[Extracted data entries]
begin

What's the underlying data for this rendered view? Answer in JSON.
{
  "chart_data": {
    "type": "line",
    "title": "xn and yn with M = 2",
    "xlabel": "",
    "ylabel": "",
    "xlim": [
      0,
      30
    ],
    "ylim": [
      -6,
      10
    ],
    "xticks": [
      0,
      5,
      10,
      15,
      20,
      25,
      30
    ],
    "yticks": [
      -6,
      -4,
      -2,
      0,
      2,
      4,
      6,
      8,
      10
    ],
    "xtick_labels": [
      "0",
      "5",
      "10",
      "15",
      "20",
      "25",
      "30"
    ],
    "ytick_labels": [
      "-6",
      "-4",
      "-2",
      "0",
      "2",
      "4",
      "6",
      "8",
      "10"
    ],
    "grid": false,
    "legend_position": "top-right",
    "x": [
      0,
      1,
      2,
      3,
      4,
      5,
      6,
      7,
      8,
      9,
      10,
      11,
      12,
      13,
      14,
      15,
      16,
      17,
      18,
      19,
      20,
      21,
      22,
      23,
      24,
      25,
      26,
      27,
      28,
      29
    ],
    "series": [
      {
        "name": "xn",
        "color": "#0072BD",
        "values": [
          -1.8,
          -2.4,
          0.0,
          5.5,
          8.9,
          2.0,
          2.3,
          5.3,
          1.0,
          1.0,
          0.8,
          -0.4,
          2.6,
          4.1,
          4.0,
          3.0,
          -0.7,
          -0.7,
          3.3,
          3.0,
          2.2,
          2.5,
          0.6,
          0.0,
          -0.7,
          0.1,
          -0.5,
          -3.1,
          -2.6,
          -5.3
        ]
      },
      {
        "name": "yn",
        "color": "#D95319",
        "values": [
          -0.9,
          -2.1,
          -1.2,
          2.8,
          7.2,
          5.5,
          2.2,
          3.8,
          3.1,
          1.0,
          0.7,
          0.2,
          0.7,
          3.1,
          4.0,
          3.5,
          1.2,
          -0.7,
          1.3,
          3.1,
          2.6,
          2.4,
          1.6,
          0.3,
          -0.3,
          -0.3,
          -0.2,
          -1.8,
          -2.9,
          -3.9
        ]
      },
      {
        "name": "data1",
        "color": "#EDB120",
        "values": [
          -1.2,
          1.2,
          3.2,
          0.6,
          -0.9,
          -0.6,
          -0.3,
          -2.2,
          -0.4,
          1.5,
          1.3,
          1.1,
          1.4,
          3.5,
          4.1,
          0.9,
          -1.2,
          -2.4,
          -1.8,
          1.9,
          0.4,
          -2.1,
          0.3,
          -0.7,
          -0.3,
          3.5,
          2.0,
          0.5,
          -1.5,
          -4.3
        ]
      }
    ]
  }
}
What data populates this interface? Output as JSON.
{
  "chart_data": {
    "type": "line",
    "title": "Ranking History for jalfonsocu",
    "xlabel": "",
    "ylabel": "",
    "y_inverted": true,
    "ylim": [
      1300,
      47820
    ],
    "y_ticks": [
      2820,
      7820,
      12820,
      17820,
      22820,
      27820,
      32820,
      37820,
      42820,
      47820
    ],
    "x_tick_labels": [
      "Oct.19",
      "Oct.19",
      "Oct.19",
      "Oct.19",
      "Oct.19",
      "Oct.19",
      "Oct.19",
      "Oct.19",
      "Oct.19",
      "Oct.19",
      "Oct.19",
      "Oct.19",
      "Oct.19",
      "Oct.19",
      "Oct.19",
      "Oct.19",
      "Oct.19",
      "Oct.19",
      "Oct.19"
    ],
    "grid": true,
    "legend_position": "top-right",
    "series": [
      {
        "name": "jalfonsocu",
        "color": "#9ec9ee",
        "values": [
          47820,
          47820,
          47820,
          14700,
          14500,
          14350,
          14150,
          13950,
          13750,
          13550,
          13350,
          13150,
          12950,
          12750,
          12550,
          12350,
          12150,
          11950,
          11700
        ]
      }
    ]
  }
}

end

▶ _WHAT IS REQUIRED_:
Every line of the listing that holds "JSON" is to be counted; give only the resulting number.

▶ _SOLUTION BELOW_:
2